◆ WORK INSTRUCTIONS
Write out every line of the entries below, character for character, without altering anything.

━━ DATA SUPPLIED ━━

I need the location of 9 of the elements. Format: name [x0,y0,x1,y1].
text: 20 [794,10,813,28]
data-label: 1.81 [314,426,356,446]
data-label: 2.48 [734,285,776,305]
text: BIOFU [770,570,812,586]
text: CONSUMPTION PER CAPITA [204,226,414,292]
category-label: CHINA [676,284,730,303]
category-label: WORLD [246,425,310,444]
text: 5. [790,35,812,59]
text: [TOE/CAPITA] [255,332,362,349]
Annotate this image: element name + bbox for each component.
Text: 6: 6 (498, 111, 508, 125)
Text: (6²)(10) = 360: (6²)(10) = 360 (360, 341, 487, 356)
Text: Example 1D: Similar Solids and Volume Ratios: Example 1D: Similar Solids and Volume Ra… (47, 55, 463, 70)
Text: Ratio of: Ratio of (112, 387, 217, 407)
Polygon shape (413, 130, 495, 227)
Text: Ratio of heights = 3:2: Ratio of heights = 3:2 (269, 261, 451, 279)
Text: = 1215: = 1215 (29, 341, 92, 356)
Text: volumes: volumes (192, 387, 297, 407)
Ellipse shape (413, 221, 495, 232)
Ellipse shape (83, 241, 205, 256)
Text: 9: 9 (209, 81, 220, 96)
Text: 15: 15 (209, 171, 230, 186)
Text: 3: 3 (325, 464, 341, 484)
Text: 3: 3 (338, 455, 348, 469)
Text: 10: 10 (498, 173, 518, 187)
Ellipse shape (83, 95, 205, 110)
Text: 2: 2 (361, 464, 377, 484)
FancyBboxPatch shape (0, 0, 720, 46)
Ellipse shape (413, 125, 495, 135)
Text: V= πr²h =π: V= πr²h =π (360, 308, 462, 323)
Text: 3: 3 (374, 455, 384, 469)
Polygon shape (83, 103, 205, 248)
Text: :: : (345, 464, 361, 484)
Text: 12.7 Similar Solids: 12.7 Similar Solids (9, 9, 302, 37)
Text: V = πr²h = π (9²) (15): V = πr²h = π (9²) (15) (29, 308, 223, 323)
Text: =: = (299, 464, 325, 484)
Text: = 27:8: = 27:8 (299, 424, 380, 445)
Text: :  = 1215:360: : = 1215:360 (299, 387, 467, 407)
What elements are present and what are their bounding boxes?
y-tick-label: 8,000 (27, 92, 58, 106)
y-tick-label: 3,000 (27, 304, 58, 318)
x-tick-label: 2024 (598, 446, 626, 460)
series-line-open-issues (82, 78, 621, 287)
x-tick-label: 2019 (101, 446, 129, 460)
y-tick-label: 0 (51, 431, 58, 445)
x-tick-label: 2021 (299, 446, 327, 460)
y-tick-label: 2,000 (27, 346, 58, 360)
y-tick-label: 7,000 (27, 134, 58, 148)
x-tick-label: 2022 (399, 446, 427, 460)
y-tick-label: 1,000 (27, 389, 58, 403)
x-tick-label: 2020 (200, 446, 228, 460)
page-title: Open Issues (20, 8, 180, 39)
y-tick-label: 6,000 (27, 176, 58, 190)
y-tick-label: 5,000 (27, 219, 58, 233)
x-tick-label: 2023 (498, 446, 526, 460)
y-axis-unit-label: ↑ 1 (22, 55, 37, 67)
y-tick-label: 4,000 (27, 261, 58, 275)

━━━

◆ WRITTEN RESPONSE
I need the location of 9 of the elements. Format: name [x0,y0,x1,y1].
text: 20 [794,10,813,28]
data-label: 1.81 [314,426,356,446]
data-label: 2.48 [734,285,776,305]
text: BIOFU [770,570,812,586]
text: CONSUMPTION PER CAPITA [204,226,414,292]
category-label: CHINA [676,284,730,303]
category-label: WORLD [246,425,310,444]
text: 5. [790,35,812,59]
text: [TOE/CAPITA] [255,332,362,349]
Annotate this image: element name + bbox for each component.
Text: 6: 6 (498, 111, 508, 125)
Text: (6²)(10) = 360: (6²)(10) = 360 (360, 341, 487, 356)
Text: Example 1D: Similar Solids and Volume Ratios: Example 1D: Similar Solids and Volume Ra… (47, 55, 463, 70)
Text: Ratio of: Ratio of (112, 387, 217, 407)
Polygon shape (413, 130, 495, 227)
Text: Ratio of heights = 3:2: Ratio of heights = 3:2 (269, 261, 451, 279)
Text: = 1215: = 1215 (29, 341, 92, 356)
Text: volumes: volumes (192, 387, 297, 407)
Ellipse shape (413, 221, 495, 232)
Ellipse shape (83, 241, 205, 256)
Text: 9: 9 (209, 81, 220, 96)
Text: 15: 15 (209, 171, 230, 186)
Text: 3: 3 (325, 464, 341, 484)
Text: 3: 3 (338, 455, 348, 469)
Text: 10: 10 (498, 173, 518, 187)
Ellipse shape (83, 95, 205, 110)
Text: 2: 2 (361, 464, 377, 484)
FancyBboxPatch shape (0, 0, 720, 46)
Ellipse shape (413, 125, 495, 135)
Text: V= πr²h =π: V= πr²h =π (360, 308, 462, 323)
Text: 3: 3 (374, 455, 384, 469)
Polygon shape (83, 103, 205, 248)
Text: :: : (345, 464, 361, 484)
Text: 12.7 Similar Solids: 12.7 Similar Solids (9, 9, 302, 37)
Text: V = πr²h = π (9²) (15): V = πr²h = π (9²) (15) (29, 308, 223, 323)
Text: =: = (299, 464, 325, 484)
Text: = 27:8: = 27:8 (299, 424, 380, 445)
Text: :  = 1215:360: : = 1215:360 (299, 387, 467, 407)
What elements are present and what are their bounding boxes?
y-tick-label: 8,000 (27, 92, 58, 106)
y-tick-label: 3,000 (27, 304, 58, 318)
x-tick-label: 2024 (598, 446, 626, 460)
series-line-open-issues (82, 78, 621, 287)
x-tick-label: 2019 (101, 446, 129, 460)
y-tick-label: 0 (51, 431, 58, 445)
x-tick-label: 2021 (299, 446, 327, 460)
y-tick-label: 2,000 (27, 346, 58, 360)
y-tick-label: 7,000 (27, 134, 58, 148)
x-tick-label: 2022 (399, 446, 427, 460)
y-tick-label: 1,000 (27, 389, 58, 403)
x-tick-label: 2020 (200, 446, 228, 460)
page-title: Open Issues (20, 8, 180, 39)
y-tick-label: 6,000 (27, 176, 58, 190)
y-tick-label: 5,000 (27, 219, 58, 233)
x-tick-label: 2023 (498, 446, 526, 460)
y-axis-unit-label: ↑ 1 (22, 55, 37, 67)
y-tick-label: 4,000 (27, 261, 58, 275)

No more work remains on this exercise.